## Records to use
>> BEGIN
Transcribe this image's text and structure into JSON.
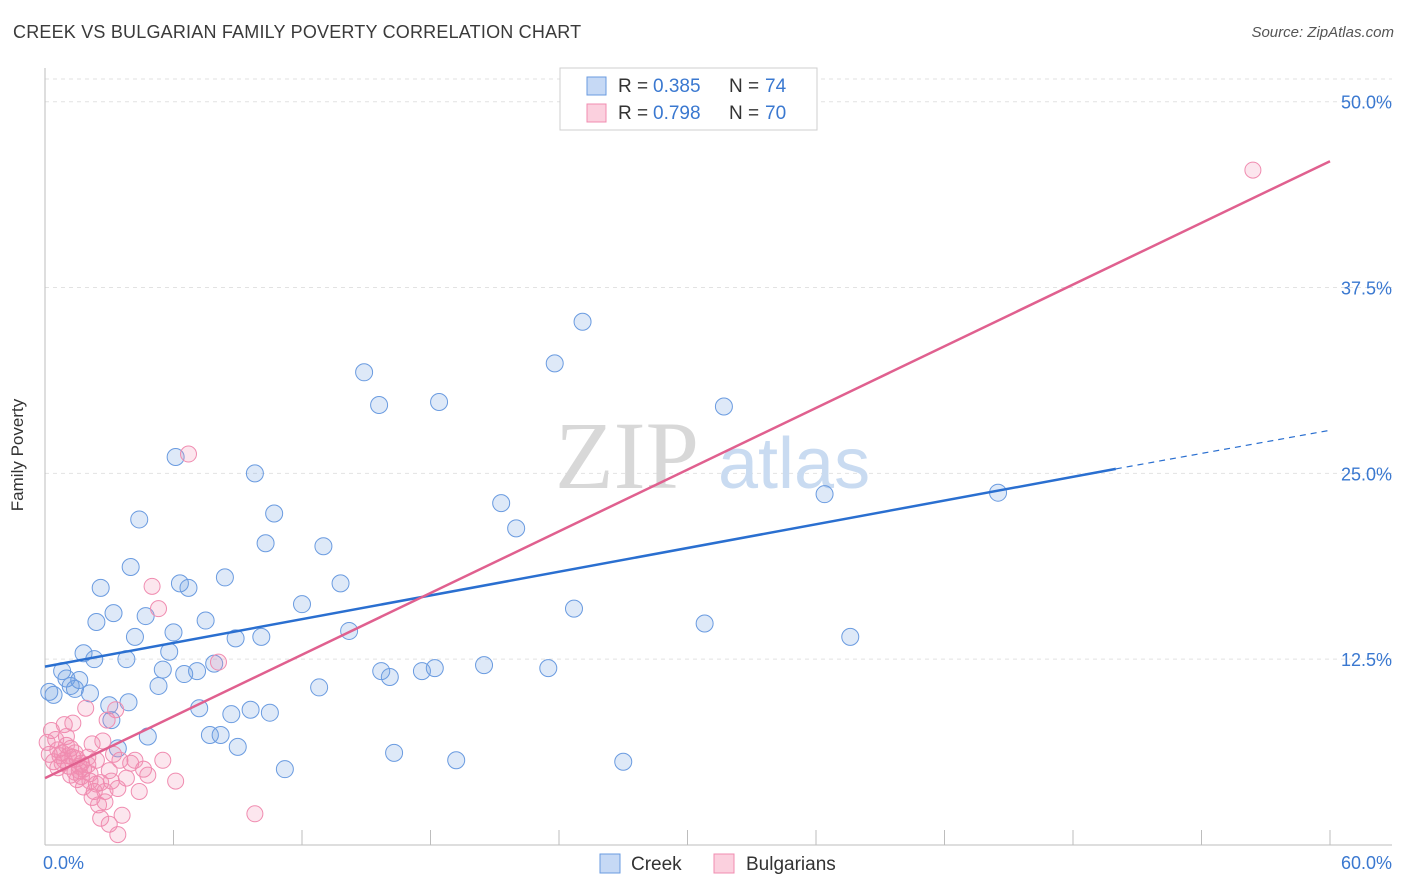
{
  "title": "CREEK VS BULGARIAN FAMILY POVERTY CORRELATION CHART",
  "source": "Source: ZipAtlas.com",
  "watermark": {
    "zip": "ZIP",
    "atlas": "atlas"
  },
  "colors": {
    "creek": "#6a9be0",
    "creek_line": "#2a6fd0",
    "bulgarians": "#f08cb0",
    "bulgarians_line": "#e0608f",
    "axis_text": "#3a78d0"
  },
  "chart_data": {
    "type": "scatter",
    "title": "CREEK VS BULGARIAN FAMILY POVERTY CORRELATION CHART",
    "xlabel": "",
    "ylabel": "Family Poverty",
    "xlim": [
      0,
      60
    ],
    "ylim": [
      0,
      52
    ],
    "x_tick_labels": {
      "min": "0.0%",
      "max": "60.0%"
    },
    "y_ticks": [
      12.5,
      25.0,
      37.5,
      50.0
    ],
    "y_tick_labels": [
      "12.5%",
      "25.0%",
      "37.5%",
      "50.0%"
    ],
    "legend": {
      "position": "top-center",
      "entries": [
        {
          "r_label": "R = ",
          "r_value": "0.385",
          "n_label": "N = ",
          "n_value": "74"
        },
        {
          "r_label": "R = ",
          "r_value": "0.798",
          "n_label": "N = ",
          "n_value": "70"
        }
      ]
    },
    "bottom_legend": [
      "Creek",
      "Bulgarians"
    ],
    "series": [
      {
        "name": "Creek",
        "trend": {
          "x0": 0,
          "y0": 12.0,
          "x1": 50,
          "y1": 25.3,
          "dash_to_x": 60,
          "dash_to_y": 27.9
        },
        "points": [
          [
            0.2,
            10.3
          ],
          [
            0.4,
            10.1
          ],
          [
            0.8,
            11.7
          ],
          [
            1.0,
            11.2
          ],
          [
            1.2,
            10.7
          ],
          [
            1.6,
            11.1
          ],
          [
            1.4,
            10.5
          ],
          [
            1.8,
            12.9
          ],
          [
            2.1,
            10.2
          ],
          [
            2.3,
            12.5
          ],
          [
            2.4,
            15.0
          ],
          [
            2.6,
            17.3
          ],
          [
            3.0,
            9.4
          ],
          [
            3.1,
            8.4
          ],
          [
            3.2,
            15.6
          ],
          [
            3.4,
            6.5
          ],
          [
            3.8,
            12.5
          ],
          [
            3.9,
            9.6
          ],
          [
            4.0,
            18.7
          ],
          [
            4.2,
            14.0
          ],
          [
            4.4,
            21.9
          ],
          [
            4.7,
            15.4
          ],
          [
            4.8,
            7.3
          ],
          [
            5.3,
            10.7
          ],
          [
            5.5,
            11.8
          ],
          [
            5.8,
            13.0
          ],
          [
            6.0,
            14.3
          ],
          [
            6.1,
            26.1
          ],
          [
            6.3,
            17.6
          ],
          [
            6.5,
            11.5
          ],
          [
            6.7,
            17.3
          ],
          [
            7.1,
            11.7
          ],
          [
            7.2,
            9.2
          ],
          [
            7.5,
            15.1
          ],
          [
            7.7,
            7.4
          ],
          [
            7.9,
            12.2
          ],
          [
            8.2,
            7.4
          ],
          [
            8.4,
            18.0
          ],
          [
            8.7,
            8.8
          ],
          [
            8.9,
            13.9
          ],
          [
            9.0,
            6.6
          ],
          [
            9.6,
            9.1
          ],
          [
            9.8,
            25.0
          ],
          [
            10.1,
            14.0
          ],
          [
            10.3,
            20.3
          ],
          [
            10.5,
            8.9
          ],
          [
            10.7,
            22.3
          ],
          [
            11.2,
            5.1
          ],
          [
            12.0,
            16.2
          ],
          [
            12.8,
            10.6
          ],
          [
            13.0,
            20.1
          ],
          [
            13.8,
            17.6
          ],
          [
            14.2,
            14.4
          ],
          [
            14.9,
            31.8
          ],
          [
            15.6,
            29.6
          ],
          [
            15.7,
            11.7
          ],
          [
            16.1,
            11.3
          ],
          [
            16.3,
            6.2
          ],
          [
            17.6,
            11.7
          ],
          [
            18.2,
            11.9
          ],
          [
            18.4,
            29.8
          ],
          [
            19.2,
            5.7
          ],
          [
            20.5,
            12.1
          ],
          [
            21.3,
            23.0
          ],
          [
            22.0,
            21.3
          ],
          [
            23.5,
            11.9
          ],
          [
            23.8,
            32.4
          ],
          [
            24.7,
            15.9
          ],
          [
            25.1,
            35.2
          ],
          [
            27.0,
            5.6
          ],
          [
            30.8,
            14.9
          ],
          [
            31.7,
            29.5
          ],
          [
            36.4,
            23.6
          ],
          [
            37.6,
            14.0
          ],
          [
            44.5,
            23.7
          ]
        ]
      },
      {
        "name": "Bulgarians",
        "trend": {
          "x0": 0,
          "y0": 4.5,
          "x1": 60,
          "y1": 46.0
        },
        "points": [
          [
            0.1,
            6.9
          ],
          [
            0.2,
            6.1
          ],
          [
            0.3,
            7.7
          ],
          [
            0.4,
            5.6
          ],
          [
            0.5,
            7.1
          ],
          [
            0.6,
            6.4
          ],
          [
            0.7,
            6.0
          ],
          [
            0.8,
            5.5
          ],
          [
            0.9,
            8.1
          ],
          [
            1.0,
            6.7
          ],
          [
            1.1,
            5.3
          ],
          [
            1.2,
            4.7
          ],
          [
            1.3,
            8.2
          ],
          [
            1.4,
            6.2
          ],
          [
            1.5,
            5.8
          ],
          [
            1.6,
            5.0
          ],
          [
            1.7,
            4.6
          ],
          [
            1.8,
            3.9
          ],
          [
            1.9,
            9.2
          ],
          [
            2.0,
            5.4
          ],
          [
            2.1,
            4.3
          ],
          [
            2.2,
            6.8
          ],
          [
            2.3,
            3.6
          ],
          [
            2.4,
            5.7
          ],
          [
            2.5,
            2.7
          ],
          [
            2.6,
            4.2
          ],
          [
            2.7,
            7.0
          ],
          [
            2.8,
            3.6
          ],
          [
            2.9,
            8.4
          ],
          [
            3.0,
            5.0
          ],
          [
            3.1,
            4.3
          ],
          [
            3.2,
            6.1
          ],
          [
            3.3,
            9.1
          ],
          [
            3.4,
            3.8
          ],
          [
            3.5,
            5.7
          ],
          [
            3.6,
            2.0
          ],
          [
            3.8,
            4.5
          ],
          [
            4.0,
            5.5
          ],
          [
            4.2,
            5.7
          ],
          [
            4.4,
            3.6
          ],
          [
            4.6,
            5.1
          ],
          [
            4.8,
            4.7
          ],
          [
            5.0,
            17.4
          ],
          [
            5.3,
            15.9
          ],
          [
            5.5,
            5.7
          ],
          [
            6.1,
            4.3
          ],
          [
            6.7,
            26.3
          ],
          [
            8.1,
            12.3
          ],
          [
            9.8,
            2.1
          ],
          [
            56.4,
            45.4
          ],
          [
            0.8,
            6.2
          ],
          [
            1.2,
            6.5
          ],
          [
            1.6,
            5.3
          ],
          [
            2.0,
            5.9
          ],
          [
            2.4,
            4.1
          ],
          [
            1.0,
            7.3
          ],
          [
            1.4,
            4.9
          ],
          [
            1.8,
            5.1
          ],
          [
            2.2,
            3.2
          ],
          [
            2.6,
            1.8
          ],
          [
            3.0,
            1.4
          ],
          [
            3.4,
            0.7
          ],
          [
            2.8,
            2.9
          ],
          [
            1.5,
            4.4
          ],
          [
            0.9,
            5.7
          ],
          [
            1.1,
            6.0
          ],
          [
            1.3,
            5.9
          ],
          [
            1.7,
            5.5
          ],
          [
            2.1,
            4.8
          ],
          [
            0.6,
            5.2
          ]
        ]
      }
    ]
  }
}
>> END
## Direction
Leaving all pictures aside, quote each record exactly.

## Exercise response
Transcribe this image's text and structure into JSON.
{
  "title": "CREEK VS BULGARIAN FAMILY POVERTY CORRELATION CHART",
  "source": "Source: ZipAtlas.com",
  "watermark": {
    "zip": "ZIP",
    "atlas": "atlas"
  },
  "colors": {
    "creek": "#6a9be0",
    "creek_line": "#2a6fd0",
    "bulgarians": "#f08cb0",
    "bulgarians_line": "#e0608f",
    "axis_text": "#3a78d0"
  },
  "chart_data": {
    "type": "scatter",
    "title": "CREEK VS BULGARIAN FAMILY POVERTY CORRELATION CHART",
    "xlabel": "",
    "ylabel": "Family Poverty",
    "xlim": [
      0,
      60
    ],
    "ylim": [
      0,
      52
    ],
    "x_tick_labels": {
      "min": "0.0%",
      "max": "60.0%"
    },
    "y_ticks": [
      12.5,
      25.0,
      37.5,
      50.0
    ],
    "y_tick_labels": [
      "12.5%",
      "25.0%",
      "37.5%",
      "50.0%"
    ],
    "legend": {
      "position": "top-center",
      "entries": [
        {
          "r_label": "R = ",
          "r_value": "0.385",
          "n_label": "N = ",
          "n_value": "74"
        },
        {
          "r_label": "R = ",
          "r_value": "0.798",
          "n_label": "N = ",
          "n_value": "70"
        }
      ]
    },
    "bottom_legend": [
      "Creek",
      "Bulgarians"
    ],
    "series": [
      {
        "name": "Creek",
        "trend": {
          "x0": 0,
          "y0": 12.0,
          "x1": 50,
          "y1": 25.3,
          "dash_to_x": 60,
          "dash_to_y": 27.9
        },
        "points": [
          [
            0.2,
            10.3
          ],
          [
            0.4,
            10.1
          ],
          [
            0.8,
            11.7
          ],
          [
            1.0,
            11.2
          ],
          [
            1.2,
            10.7
          ],
          [
            1.6,
            11.1
          ],
          [
            1.4,
            10.5
          ],
          [
            1.8,
            12.9
          ],
          [
            2.1,
            10.2
          ],
          [
            2.3,
            12.5
          ],
          [
            2.4,
            15.0
          ],
          [
            2.6,
            17.3
          ],
          [
            3.0,
            9.4
          ],
          [
            3.1,
            8.4
          ],
          [
            3.2,
            15.6
          ],
          [
            3.4,
            6.5
          ],
          [
            3.8,
            12.5
          ],
          [
            3.9,
            9.6
          ],
          [
            4.0,
            18.7
          ],
          [
            4.2,
            14.0
          ],
          [
            4.4,
            21.9
          ],
          [
            4.7,
            15.4
          ],
          [
            4.8,
            7.3
          ],
          [
            5.3,
            10.7
          ],
          [
            5.5,
            11.8
          ],
          [
            5.8,
            13.0
          ],
          [
            6.0,
            14.3
          ],
          [
            6.1,
            26.1
          ],
          [
            6.3,
            17.6
          ],
          [
            6.5,
            11.5
          ],
          [
            6.7,
            17.3
          ],
          [
            7.1,
            11.7
          ],
          [
            7.2,
            9.2
          ],
          [
            7.5,
            15.1
          ],
          [
            7.7,
            7.4
          ],
          [
            7.9,
            12.2
          ],
          [
            8.2,
            7.4
          ],
          [
            8.4,
            18.0
          ],
          [
            8.7,
            8.8
          ],
          [
            8.9,
            13.9
          ],
          [
            9.0,
            6.6
          ],
          [
            9.6,
            9.1
          ],
          [
            9.8,
            25.0
          ],
          [
            10.1,
            14.0
          ],
          [
            10.3,
            20.3
          ],
          [
            10.5,
            8.9
          ],
          [
            10.7,
            22.3
          ],
          [
            11.2,
            5.1
          ],
          [
            12.0,
            16.2
          ],
          [
            12.8,
            10.6
          ],
          [
            13.0,
            20.1
          ],
          [
            13.8,
            17.6
          ],
          [
            14.2,
            14.4
          ],
          [
            14.9,
            31.8
          ],
          [
            15.6,
            29.6
          ],
          [
            15.7,
            11.7
          ],
          [
            16.1,
            11.3
          ],
          [
            16.3,
            6.2
          ],
          [
            17.6,
            11.7
          ],
          [
            18.2,
            11.9
          ],
          [
            18.4,
            29.8
          ],
          [
            19.2,
            5.7
          ],
          [
            20.5,
            12.1
          ],
          [
            21.3,
            23.0
          ],
          [
            22.0,
            21.3
          ],
          [
            23.5,
            11.9
          ],
          [
            23.8,
            32.4
          ],
          [
            24.7,
            15.9
          ],
          [
            25.1,
            35.2
          ],
          [
            27.0,
            5.6
          ],
          [
            30.8,
            14.9
          ],
          [
            31.7,
            29.5
          ],
          [
            36.4,
            23.6
          ],
          [
            37.6,
            14.0
          ],
          [
            44.5,
            23.7
          ]
        ]
      },
      {
        "name": "Bulgarians",
        "trend": {
          "x0": 0,
          "y0": 4.5,
          "x1": 60,
          "y1": 46.0
        },
        "points": [
          [
            0.1,
            6.9
          ],
          [
            0.2,
            6.1
          ],
          [
            0.3,
            7.7
          ],
          [
            0.4,
            5.6
          ],
          [
            0.5,
            7.1
          ],
          [
            0.6,
            6.4
          ],
          [
            0.7,
            6.0
          ],
          [
            0.8,
            5.5
          ],
          [
            0.9,
            8.1
          ],
          [
            1.0,
            6.7
          ],
          [
            1.1,
            5.3
          ],
          [
            1.2,
            4.7
          ],
          [
            1.3,
            8.2
          ],
          [
            1.4,
            6.2
          ],
          [
            1.5,
            5.8
          ],
          [
            1.6,
            5.0
          ],
          [
            1.7,
            4.6
          ],
          [
            1.8,
            3.9
          ],
          [
            1.9,
            9.2
          ],
          [
            2.0,
            5.4
          ],
          [
            2.1,
            4.3
          ],
          [
            2.2,
            6.8
          ],
          [
            2.3,
            3.6
          ],
          [
            2.4,
            5.7
          ],
          [
            2.5,
            2.7
          ],
          [
            2.6,
            4.2
          ],
          [
            2.7,
            7.0
          ],
          [
            2.8,
            3.6
          ],
          [
            2.9,
            8.4
          ],
          [
            3.0,
            5.0
          ],
          [
            3.1,
            4.3
          ],
          [
            3.2,
            6.1
          ],
          [
            3.3,
            9.1
          ],
          [
            3.4,
            3.8
          ],
          [
            3.5,
            5.7
          ],
          [
            3.6,
            2.0
          ],
          [
            3.8,
            4.5
          ],
          [
            4.0,
            5.5
          ],
          [
            4.2,
            5.7
          ],
          [
            4.4,
            3.6
          ],
          [
            4.6,
            5.1
          ],
          [
            4.8,
            4.7
          ],
          [
            5.0,
            17.4
          ],
          [
            5.3,
            15.9
          ],
          [
            5.5,
            5.7
          ],
          [
            6.1,
            4.3
          ],
          [
            6.7,
            26.3
          ],
          [
            8.1,
            12.3
          ],
          [
            9.8,
            2.1
          ],
          [
            56.4,
            45.4
          ],
          [
            0.8,
            6.2
          ],
          [
            1.2,
            6.5
          ],
          [
            1.6,
            5.3
          ],
          [
            2.0,
            5.9
          ],
          [
            2.4,
            4.1
          ],
          [
            1.0,
            7.3
          ],
          [
            1.4,
            4.9
          ],
          [
            1.8,
            5.1
          ],
          [
            2.2,
            3.2
          ],
          [
            2.6,
            1.8
          ],
          [
            3.0,
            1.4
          ],
          [
            3.4,
            0.7
          ],
          [
            2.8,
            2.9
          ],
          [
            1.5,
            4.4
          ],
          [
            0.9,
            5.7
          ],
          [
            1.1,
            6.0
          ],
          [
            1.3,
            5.9
          ],
          [
            1.7,
            5.5
          ],
          [
            2.1,
            4.8
          ],
          [
            0.6,
            5.2
          ]
        ]
      }
    ]
  }
}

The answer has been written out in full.